# To be done
Using the data below, copy each line that includes the word "visible".

:::::

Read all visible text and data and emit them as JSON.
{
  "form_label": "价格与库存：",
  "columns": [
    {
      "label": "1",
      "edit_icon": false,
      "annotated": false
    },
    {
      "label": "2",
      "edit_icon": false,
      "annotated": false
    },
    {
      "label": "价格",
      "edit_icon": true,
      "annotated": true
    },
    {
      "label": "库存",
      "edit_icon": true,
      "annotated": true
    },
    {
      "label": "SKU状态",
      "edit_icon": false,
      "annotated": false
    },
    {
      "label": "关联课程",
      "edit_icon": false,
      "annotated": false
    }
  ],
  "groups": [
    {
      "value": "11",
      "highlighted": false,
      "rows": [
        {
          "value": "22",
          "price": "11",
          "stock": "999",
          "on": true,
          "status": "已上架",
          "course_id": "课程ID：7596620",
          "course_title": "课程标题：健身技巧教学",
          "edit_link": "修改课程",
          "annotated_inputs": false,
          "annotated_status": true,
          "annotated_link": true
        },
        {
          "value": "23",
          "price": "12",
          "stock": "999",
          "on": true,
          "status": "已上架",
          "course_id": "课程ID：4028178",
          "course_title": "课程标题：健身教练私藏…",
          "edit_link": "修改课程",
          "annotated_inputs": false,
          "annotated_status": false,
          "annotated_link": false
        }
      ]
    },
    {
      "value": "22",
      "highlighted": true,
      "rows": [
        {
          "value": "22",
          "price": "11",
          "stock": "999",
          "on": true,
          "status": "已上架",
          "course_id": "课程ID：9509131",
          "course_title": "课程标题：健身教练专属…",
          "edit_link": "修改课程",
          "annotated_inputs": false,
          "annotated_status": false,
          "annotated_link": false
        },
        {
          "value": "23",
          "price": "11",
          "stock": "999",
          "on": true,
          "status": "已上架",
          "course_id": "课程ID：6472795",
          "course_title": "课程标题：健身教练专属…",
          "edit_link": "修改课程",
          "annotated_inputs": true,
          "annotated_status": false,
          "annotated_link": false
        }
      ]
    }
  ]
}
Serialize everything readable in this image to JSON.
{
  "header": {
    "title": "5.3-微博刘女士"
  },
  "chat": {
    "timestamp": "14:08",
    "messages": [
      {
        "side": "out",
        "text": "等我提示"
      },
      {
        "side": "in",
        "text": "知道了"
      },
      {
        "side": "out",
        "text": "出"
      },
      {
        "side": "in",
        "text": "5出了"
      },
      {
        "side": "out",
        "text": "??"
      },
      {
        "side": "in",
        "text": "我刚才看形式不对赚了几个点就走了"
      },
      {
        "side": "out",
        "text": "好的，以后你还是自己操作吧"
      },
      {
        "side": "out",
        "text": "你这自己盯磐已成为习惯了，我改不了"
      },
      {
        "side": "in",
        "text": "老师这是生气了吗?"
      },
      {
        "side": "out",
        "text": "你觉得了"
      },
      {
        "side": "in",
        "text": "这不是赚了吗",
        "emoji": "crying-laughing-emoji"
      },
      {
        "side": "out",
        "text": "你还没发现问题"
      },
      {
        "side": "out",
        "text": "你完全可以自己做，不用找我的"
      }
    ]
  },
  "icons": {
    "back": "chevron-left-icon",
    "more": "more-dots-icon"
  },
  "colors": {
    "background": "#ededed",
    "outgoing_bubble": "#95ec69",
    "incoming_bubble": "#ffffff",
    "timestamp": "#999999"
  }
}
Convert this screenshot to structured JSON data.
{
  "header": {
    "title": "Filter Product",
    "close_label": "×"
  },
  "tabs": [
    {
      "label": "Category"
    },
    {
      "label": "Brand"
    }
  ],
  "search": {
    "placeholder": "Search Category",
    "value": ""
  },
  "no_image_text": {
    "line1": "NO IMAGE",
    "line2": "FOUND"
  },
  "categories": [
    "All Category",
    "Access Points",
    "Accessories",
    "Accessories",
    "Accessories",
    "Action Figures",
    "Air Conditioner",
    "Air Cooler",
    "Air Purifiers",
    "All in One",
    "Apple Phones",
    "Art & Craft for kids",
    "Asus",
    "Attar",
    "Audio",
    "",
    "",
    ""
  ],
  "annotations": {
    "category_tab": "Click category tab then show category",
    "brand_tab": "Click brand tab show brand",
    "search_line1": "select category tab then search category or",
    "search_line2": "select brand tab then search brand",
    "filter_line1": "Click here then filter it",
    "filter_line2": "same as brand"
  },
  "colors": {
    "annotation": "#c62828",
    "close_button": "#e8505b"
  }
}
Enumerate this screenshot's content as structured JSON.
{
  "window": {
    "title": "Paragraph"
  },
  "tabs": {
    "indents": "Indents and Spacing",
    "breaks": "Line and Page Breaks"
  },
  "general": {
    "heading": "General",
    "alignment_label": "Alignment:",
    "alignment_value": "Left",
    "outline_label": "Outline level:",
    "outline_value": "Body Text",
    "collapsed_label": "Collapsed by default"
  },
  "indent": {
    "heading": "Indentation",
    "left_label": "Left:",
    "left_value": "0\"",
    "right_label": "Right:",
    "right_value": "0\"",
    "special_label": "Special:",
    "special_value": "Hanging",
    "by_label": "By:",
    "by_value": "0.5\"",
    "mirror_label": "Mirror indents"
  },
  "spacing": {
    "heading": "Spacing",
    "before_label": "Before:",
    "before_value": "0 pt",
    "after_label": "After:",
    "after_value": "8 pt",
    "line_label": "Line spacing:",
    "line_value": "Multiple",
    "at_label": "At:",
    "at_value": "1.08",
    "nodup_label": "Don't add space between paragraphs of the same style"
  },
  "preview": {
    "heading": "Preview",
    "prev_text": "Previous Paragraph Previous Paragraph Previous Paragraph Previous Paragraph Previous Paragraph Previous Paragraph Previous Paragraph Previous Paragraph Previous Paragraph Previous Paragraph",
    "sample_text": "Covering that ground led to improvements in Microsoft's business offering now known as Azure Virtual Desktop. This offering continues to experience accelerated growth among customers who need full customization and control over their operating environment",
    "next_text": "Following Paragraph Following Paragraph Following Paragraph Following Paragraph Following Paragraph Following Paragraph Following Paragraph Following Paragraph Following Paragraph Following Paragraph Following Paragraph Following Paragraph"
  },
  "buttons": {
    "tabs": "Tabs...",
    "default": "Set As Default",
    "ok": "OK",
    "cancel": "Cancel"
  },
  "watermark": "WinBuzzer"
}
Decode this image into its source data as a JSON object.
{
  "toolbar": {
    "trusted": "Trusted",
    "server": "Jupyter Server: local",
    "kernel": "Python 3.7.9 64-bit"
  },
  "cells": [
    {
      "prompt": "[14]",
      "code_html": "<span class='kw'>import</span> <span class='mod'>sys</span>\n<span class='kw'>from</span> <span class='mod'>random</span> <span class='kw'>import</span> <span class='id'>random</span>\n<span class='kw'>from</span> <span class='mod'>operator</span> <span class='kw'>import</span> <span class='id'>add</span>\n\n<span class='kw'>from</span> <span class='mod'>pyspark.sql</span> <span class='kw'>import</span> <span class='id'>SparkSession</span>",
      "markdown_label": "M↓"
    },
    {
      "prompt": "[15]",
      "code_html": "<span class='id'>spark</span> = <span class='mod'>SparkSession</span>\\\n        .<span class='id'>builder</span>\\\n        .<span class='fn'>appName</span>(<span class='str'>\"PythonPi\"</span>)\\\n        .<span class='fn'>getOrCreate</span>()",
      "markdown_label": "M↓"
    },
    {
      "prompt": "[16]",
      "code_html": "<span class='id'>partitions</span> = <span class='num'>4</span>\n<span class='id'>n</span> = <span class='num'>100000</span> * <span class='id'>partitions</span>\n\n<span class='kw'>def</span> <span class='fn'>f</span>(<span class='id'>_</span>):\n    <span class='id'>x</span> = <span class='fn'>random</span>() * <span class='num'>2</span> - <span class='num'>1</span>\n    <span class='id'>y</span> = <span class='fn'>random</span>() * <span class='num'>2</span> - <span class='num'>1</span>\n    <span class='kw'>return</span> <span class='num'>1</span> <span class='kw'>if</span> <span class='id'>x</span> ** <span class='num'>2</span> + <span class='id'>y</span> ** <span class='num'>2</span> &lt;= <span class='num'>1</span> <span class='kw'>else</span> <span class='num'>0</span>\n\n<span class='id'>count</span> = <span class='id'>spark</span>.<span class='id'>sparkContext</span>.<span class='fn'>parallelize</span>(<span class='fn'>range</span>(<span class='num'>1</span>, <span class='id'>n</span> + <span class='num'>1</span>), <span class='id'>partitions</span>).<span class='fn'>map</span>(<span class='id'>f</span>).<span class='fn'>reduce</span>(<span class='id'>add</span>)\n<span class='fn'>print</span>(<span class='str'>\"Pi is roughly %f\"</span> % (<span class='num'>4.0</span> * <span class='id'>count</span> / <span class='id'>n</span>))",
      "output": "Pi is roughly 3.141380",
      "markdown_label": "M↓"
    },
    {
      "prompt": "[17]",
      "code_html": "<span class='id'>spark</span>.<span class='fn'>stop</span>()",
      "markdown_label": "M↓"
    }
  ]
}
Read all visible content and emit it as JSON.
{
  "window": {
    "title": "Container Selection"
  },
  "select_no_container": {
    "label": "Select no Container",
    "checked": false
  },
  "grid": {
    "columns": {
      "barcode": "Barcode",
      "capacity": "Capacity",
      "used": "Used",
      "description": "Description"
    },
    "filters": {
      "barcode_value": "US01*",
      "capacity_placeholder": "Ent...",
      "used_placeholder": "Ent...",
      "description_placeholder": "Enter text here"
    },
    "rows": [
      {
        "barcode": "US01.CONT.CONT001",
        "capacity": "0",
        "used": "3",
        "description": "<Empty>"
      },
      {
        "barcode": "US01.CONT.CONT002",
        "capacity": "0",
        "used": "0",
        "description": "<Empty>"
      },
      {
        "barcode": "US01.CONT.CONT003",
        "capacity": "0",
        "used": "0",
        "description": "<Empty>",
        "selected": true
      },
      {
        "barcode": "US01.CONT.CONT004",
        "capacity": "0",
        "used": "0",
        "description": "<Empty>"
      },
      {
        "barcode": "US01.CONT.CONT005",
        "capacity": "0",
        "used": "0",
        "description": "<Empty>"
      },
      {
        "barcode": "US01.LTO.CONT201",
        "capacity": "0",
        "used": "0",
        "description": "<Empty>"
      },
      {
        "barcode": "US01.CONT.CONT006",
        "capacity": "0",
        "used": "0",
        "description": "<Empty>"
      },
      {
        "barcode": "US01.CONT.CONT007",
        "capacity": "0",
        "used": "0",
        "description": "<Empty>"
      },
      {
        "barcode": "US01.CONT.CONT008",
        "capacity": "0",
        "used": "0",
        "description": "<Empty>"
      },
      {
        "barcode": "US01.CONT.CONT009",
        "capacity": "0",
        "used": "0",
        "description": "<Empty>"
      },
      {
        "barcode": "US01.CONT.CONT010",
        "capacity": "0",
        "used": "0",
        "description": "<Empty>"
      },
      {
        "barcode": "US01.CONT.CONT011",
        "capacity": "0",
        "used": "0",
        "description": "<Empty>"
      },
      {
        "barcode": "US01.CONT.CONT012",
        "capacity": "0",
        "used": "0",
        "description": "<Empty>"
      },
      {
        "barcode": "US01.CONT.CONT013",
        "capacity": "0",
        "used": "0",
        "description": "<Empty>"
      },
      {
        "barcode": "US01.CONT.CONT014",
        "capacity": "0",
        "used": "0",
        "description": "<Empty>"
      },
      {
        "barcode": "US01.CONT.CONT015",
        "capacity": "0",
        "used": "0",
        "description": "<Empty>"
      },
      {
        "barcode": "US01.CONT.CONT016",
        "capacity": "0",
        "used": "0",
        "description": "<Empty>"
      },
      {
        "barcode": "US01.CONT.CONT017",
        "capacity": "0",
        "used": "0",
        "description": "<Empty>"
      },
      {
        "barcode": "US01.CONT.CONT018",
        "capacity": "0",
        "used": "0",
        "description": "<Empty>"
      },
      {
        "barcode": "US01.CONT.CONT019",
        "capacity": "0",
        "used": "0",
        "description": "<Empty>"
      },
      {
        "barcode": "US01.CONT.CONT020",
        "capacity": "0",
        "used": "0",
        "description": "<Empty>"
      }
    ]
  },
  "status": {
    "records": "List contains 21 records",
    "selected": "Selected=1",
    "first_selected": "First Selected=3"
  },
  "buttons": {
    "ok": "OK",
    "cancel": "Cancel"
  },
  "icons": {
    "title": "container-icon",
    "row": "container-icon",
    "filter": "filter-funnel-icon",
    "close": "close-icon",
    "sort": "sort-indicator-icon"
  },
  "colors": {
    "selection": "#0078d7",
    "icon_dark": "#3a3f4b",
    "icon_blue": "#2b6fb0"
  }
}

:::::

# Written response
Read all visible text and data and emit them as JSON.
Read all visible content and emit it as JSON.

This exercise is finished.